>> BEGIN Material for the task

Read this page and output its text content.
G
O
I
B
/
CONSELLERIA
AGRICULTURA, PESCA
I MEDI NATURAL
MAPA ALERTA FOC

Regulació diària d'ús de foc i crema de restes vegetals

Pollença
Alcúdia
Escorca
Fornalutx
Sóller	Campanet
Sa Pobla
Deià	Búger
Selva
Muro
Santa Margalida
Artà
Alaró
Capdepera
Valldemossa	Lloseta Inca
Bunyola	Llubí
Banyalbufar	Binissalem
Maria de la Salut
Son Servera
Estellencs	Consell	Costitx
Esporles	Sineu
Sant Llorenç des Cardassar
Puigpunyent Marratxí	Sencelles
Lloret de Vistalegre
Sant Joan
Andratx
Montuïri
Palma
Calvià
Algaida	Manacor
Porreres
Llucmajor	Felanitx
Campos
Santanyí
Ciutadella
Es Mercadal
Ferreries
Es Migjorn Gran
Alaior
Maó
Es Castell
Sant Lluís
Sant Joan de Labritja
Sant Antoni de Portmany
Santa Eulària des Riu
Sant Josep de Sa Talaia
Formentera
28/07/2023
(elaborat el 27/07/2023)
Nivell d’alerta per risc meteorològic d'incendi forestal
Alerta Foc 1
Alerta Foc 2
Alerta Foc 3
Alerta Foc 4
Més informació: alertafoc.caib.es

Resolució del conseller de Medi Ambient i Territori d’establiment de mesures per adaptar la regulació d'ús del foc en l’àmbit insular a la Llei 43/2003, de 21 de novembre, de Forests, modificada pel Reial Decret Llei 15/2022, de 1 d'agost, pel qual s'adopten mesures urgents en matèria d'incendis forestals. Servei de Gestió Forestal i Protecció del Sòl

>> END Material for the task

- [What you have to do] Each entry is to be returned in full, character for character.

- [Exercise output]
Read this page and output its text content.
G
O
I
B
/
CONSELLERIA
AGRICULTURA, PESCA
I MEDI NATURAL
MAPA ALERTA FOC

Regulació diària d'ús de foc i crema de restes vegetals

Pollença
Alcúdia
Escorca
Fornalutx
Sóller	Campanet
Sa Pobla
Deià	Búger
Selva
Muro
Santa Margalida
Artà
Alaró
Capdepera
Valldemossa	Lloseta Inca
Bunyola	Llubí
Banyalbufar	Binissalem
Maria de la Salut
Son Servera
Estellencs	Consell	Costitx
Esporles	Sineu
Sant Llorenç des Cardassar
Puigpunyent Marratxí	Sencelles
Lloret de Vistalegre
Sant Joan
Andratx
Montuïri
Palma
Calvià
Algaida	Manacor
Porreres
Llucmajor	Felanitx
Campos
Santanyí
Ciutadella
Es Mercadal
Ferreries
Es Migjorn Gran
Alaior
Maó
Es Castell
Sant Lluís
Sant Joan de Labritja
Sant Antoni de Portmany
Santa Eulària des Riu
Sant Josep de Sa Talaia
Formentera
28/07/2023
(elaborat el 27/07/2023)
Nivell d’alerta per risc meteorològic d'incendi forestal
Alerta Foc 1
Alerta Foc 2
Alerta Foc 3
Alerta Foc 4
Més informació: alertafoc.caib.es

Resolució del conseller de Medi Ambient i Territori d’establiment de mesures per adaptar la regulació d'ús del foc en l’àmbit insular a la Llei 43/2003, de 21 de novembre, de Forests, modificada pel Reial Decret Llei 15/2022, de 1 d'agost, pel qual s'adopten mesures urgents en matèria d'incendis forestals. Servei de Gestió Forestal i Protecció del Sòl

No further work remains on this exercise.